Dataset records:
§
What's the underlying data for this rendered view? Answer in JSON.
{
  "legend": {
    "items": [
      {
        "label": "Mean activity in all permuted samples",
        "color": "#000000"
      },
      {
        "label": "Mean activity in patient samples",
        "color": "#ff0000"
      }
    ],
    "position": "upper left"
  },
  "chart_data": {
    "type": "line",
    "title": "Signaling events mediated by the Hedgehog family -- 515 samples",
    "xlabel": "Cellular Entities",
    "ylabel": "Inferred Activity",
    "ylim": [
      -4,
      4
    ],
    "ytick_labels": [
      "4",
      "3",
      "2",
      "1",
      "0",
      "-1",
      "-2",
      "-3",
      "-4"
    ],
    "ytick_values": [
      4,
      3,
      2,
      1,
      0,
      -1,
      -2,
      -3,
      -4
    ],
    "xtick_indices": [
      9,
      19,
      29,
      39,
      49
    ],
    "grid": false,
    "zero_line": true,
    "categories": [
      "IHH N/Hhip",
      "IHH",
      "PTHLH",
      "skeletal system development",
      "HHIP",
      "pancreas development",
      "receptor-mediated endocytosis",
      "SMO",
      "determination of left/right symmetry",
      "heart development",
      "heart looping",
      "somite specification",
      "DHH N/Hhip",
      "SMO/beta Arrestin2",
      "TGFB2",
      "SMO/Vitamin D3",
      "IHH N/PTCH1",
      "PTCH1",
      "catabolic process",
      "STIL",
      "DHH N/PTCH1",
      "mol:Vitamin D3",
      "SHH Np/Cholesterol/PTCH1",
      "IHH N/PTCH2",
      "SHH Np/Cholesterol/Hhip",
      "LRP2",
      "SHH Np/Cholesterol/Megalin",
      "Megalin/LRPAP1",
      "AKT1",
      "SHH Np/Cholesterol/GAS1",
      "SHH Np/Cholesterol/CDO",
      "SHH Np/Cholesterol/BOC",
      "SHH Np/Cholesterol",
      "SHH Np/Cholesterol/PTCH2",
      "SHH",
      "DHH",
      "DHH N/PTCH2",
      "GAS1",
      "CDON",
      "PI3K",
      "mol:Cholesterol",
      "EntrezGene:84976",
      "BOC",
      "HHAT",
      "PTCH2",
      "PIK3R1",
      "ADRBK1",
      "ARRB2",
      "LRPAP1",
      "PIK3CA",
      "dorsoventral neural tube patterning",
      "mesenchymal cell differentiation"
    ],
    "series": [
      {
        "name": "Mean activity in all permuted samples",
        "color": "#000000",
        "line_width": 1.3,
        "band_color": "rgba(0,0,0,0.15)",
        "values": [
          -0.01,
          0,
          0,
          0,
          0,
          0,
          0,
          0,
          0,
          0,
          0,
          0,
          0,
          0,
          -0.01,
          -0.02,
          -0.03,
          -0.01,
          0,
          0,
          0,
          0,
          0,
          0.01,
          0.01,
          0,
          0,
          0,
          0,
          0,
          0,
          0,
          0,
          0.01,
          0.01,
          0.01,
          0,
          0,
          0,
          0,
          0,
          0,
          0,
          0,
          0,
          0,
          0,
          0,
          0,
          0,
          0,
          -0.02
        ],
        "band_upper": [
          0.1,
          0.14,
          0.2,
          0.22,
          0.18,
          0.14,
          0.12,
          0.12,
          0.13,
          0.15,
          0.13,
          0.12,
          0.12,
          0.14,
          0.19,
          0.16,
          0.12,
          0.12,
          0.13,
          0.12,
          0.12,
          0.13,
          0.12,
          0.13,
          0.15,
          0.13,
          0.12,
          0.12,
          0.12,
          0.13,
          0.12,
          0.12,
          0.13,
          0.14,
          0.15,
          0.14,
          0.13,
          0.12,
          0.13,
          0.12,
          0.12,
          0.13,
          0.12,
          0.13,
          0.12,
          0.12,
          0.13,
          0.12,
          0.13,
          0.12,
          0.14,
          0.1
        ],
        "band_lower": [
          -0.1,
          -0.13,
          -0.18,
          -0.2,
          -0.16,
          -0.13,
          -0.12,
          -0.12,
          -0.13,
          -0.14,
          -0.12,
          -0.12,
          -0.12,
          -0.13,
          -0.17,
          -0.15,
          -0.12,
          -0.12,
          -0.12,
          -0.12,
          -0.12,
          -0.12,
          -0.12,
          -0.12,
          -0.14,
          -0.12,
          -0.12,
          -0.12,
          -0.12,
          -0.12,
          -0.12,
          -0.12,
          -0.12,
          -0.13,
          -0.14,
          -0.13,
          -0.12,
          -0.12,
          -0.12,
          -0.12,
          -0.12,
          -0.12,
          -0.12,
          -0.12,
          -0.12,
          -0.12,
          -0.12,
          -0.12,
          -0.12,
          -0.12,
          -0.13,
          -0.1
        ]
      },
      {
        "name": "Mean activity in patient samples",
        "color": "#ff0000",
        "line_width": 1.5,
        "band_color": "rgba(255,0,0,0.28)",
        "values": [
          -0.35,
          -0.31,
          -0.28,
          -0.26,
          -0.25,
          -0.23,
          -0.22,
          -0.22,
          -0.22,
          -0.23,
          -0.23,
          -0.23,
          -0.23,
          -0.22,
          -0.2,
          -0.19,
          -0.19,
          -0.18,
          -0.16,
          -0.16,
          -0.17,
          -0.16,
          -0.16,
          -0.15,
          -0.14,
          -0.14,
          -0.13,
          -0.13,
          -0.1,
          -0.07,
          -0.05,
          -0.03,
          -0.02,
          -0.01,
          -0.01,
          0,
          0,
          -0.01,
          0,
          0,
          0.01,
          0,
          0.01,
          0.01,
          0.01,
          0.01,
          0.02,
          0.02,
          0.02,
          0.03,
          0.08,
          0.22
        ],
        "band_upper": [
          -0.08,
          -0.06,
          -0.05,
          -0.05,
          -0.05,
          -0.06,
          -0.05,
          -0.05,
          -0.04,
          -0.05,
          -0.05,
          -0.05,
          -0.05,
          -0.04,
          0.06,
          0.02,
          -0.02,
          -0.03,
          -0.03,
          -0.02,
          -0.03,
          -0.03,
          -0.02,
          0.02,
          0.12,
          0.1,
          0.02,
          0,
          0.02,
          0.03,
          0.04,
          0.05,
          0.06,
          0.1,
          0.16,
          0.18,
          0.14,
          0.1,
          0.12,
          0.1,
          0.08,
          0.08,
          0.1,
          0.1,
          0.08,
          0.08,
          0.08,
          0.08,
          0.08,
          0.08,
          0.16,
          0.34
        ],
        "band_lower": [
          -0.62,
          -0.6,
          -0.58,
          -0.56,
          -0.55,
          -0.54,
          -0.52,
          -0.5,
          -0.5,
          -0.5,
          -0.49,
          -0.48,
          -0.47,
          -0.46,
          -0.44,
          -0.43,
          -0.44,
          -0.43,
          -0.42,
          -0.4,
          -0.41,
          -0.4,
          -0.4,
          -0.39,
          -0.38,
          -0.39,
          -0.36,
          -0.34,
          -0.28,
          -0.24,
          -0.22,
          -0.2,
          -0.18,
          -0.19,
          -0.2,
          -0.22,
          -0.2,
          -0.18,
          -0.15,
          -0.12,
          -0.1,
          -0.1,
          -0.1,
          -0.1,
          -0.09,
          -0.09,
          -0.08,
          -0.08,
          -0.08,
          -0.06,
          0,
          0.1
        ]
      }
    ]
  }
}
§
WHAT YOU HAVE TO DO:
Give the data again, exactly as it stands.

RESULT OF THE TASK:
What's the underlying data for this rendered view? Answer in JSON.
{
  "legend": {
    "items": [
      {
        "label": "Mean activity in all permuted samples",
        "color": "#000000"
      },
      {
        "label": "Mean activity in patient samples",
        "color": "#ff0000"
      }
    ],
    "position": "upper left"
  },
  "chart_data": {
    "type": "line",
    "title": "Signaling events mediated by the Hedgehog family -- 515 samples",
    "xlabel": "Cellular Entities",
    "ylabel": "Inferred Activity",
    "ylim": [
      -4,
      4
    ],
    "ytick_labels": [
      "4",
      "3",
      "2",
      "1",
      "0",
      "-1",
      "-2",
      "-3",
      "-4"
    ],
    "ytick_values": [
      4,
      3,
      2,
      1,
      0,
      -1,
      -2,
      -3,
      -4
    ],
    "xtick_indices": [
      9,
      19,
      29,
      39,
      49
    ],
    "grid": false,
    "zero_line": true,
    "categories": [
      "IHH N/Hhip",
      "IHH",
      "PTHLH",
      "skeletal system development",
      "HHIP",
      "pancreas development",
      "receptor-mediated endocytosis",
      "SMO",
      "determination of left/right symmetry",
      "heart development",
      "heart looping",
      "somite specification",
      "DHH N/Hhip",
      "SMO/beta Arrestin2",
      "TGFB2",
      "SMO/Vitamin D3",
      "IHH N/PTCH1",
      "PTCH1",
      "catabolic process",
      "STIL",
      "DHH N/PTCH1",
      "mol:Vitamin D3",
      "SHH Np/Cholesterol/PTCH1",
      "IHH N/PTCH2",
      "SHH Np/Cholesterol/Hhip",
      "LRP2",
      "SHH Np/Cholesterol/Megalin",
      "Megalin/LRPAP1",
      "AKT1",
      "SHH Np/Cholesterol/GAS1",
      "SHH Np/Cholesterol/CDO",
      "SHH Np/Cholesterol/BOC",
      "SHH Np/Cholesterol",
      "SHH Np/Cholesterol/PTCH2",
      "SHH",
      "DHH",
      "DHH N/PTCH2",
      "GAS1",
      "CDON",
      "PI3K",
      "mol:Cholesterol",
      "EntrezGene:84976",
      "BOC",
      "HHAT",
      "PTCH2",
      "PIK3R1",
      "ADRBK1",
      "ARRB2",
      "LRPAP1",
      "PIK3CA",
      "dorsoventral neural tube patterning",
      "mesenchymal cell differentiation"
    ],
    "series": [
      {
        "name": "Mean activity in all permuted samples",
        "color": "#000000",
        "line_width": 1.3,
        "band_color": "rgba(0,0,0,0.15)",
        "values": [
          -0.01,
          0,
          0,
          0,
          0,
          0,
          0,
          0,
          0,
          0,
          0,
          0,
          0,
          0,
          -0.01,
          -0.02,
          -0.03,
          -0.01,
          0,
          0,
          0,
          0,
          0,
          0.01,
          0.01,
          0,
          0,
          0,
          0,
          0,
          0,
          0,
          0,
          0.01,
          0.01,
          0.01,
          0,
          0,
          0,
          0,
          0,
          0,
          0,
          0,
          0,
          0,
          0,
          0,
          0,
          0,
          0,
          -0.02
        ],
        "band_upper": [
          0.1,
          0.14,
          0.2,
          0.22,
          0.18,
          0.14,
          0.12,
          0.12,
          0.13,
          0.15,
          0.13,
          0.12,
          0.12,
          0.14,
          0.19,
          0.16,
          0.12,
          0.12,
          0.13,
          0.12,
          0.12,
          0.13,
          0.12,
          0.13,
          0.15,
          0.13,
          0.12,
          0.12,
          0.12,
          0.13,
          0.12,
          0.12,
          0.13,
          0.14,
          0.15,
          0.14,
          0.13,
          0.12,
          0.13,
          0.12,
          0.12,
          0.13,
          0.12,
          0.13,
          0.12,
          0.12,
          0.13,
          0.12,
          0.13,
          0.12,
          0.14,
          0.1
        ],
        "band_lower": [
          -0.1,
          -0.13,
          -0.18,
          -0.2,
          -0.16,
          -0.13,
          -0.12,
          -0.12,
          -0.13,
          -0.14,
          -0.12,
          -0.12,
          -0.12,
          -0.13,
          -0.17,
          -0.15,
          -0.12,
          -0.12,
          -0.12,
          -0.12,
          -0.12,
          -0.12,
          -0.12,
          -0.12,
          -0.14,
          -0.12,
          -0.12,
          -0.12,
          -0.12,
          -0.12,
          -0.12,
          -0.12,
          -0.12,
          -0.13,
          -0.14,
          -0.13,
          -0.12,
          -0.12,
          -0.12,
          -0.12,
          -0.12,
          -0.12,
          -0.12,
          -0.12,
          -0.12,
          -0.12,
          -0.12,
          -0.12,
          -0.12,
          -0.12,
          -0.13,
          -0.1
        ]
      },
      {
        "name": "Mean activity in patient samples",
        "color": "#ff0000",
        "line_width": 1.5,
        "band_color": "rgba(255,0,0,0.28)",
        "values": [
          -0.35,
          -0.31,
          -0.28,
          -0.26,
          -0.25,
          -0.23,
          -0.22,
          -0.22,
          -0.22,
          -0.23,
          -0.23,
          -0.23,
          -0.23,
          -0.22,
          -0.2,
          -0.19,
          -0.19,
          -0.18,
          -0.16,
          -0.16,
          -0.17,
          -0.16,
          -0.16,
          -0.15,
          -0.14,
          -0.14,
          -0.13,
          -0.13,
          -0.1,
          -0.07,
          -0.05,
          -0.03,
          -0.02,
          -0.01,
          -0.01,
          0,
          0,
          -0.01,
          0,
          0,
          0.01,
          0,
          0.01,
          0.01,
          0.01,
          0.01,
          0.02,
          0.02,
          0.02,
          0.03,
          0.08,
          0.22
        ],
        "band_upper": [
          -0.08,
          -0.06,
          -0.05,
          -0.05,
          -0.05,
          -0.06,
          -0.05,
          -0.05,
          -0.04,
          -0.05,
          -0.05,
          -0.05,
          -0.05,
          -0.04,
          0.06,
          0.02,
          -0.02,
          -0.03,
          -0.03,
          -0.02,
          -0.03,
          -0.03,
          -0.02,
          0.02,
          0.12,
          0.1,
          0.02,
          0,
          0.02,
          0.03,
          0.04,
          0.05,
          0.06,
          0.1,
          0.16,
          0.18,
          0.14,
          0.1,
          0.12,
          0.1,
          0.08,
          0.08,
          0.1,
          0.1,
          0.08,
          0.08,
          0.08,
          0.08,
          0.08,
          0.08,
          0.16,
          0.34
        ],
        "band_lower": [
          -0.62,
          -0.6,
          -0.58,
          -0.56,
          -0.55,
          -0.54,
          -0.52,
          -0.5,
          -0.5,
          -0.5,
          -0.49,
          -0.48,
          -0.47,
          -0.46,
          -0.44,
          -0.43,
          -0.44,
          -0.43,
          -0.42,
          -0.4,
          -0.41,
          -0.4,
          -0.4,
          -0.39,
          -0.38,
          -0.39,
          -0.36,
          -0.34,
          -0.28,
          -0.24,
          -0.22,
          -0.2,
          -0.18,
          -0.19,
          -0.2,
          -0.22,
          -0.2,
          -0.18,
          -0.15,
          -0.12,
          -0.1,
          -0.1,
          -0.1,
          -0.1,
          -0.09,
          -0.09,
          -0.08,
          -0.08,
          -0.08,
          -0.06,
          0,
          0.1
        ]
      }
    ]
  }
}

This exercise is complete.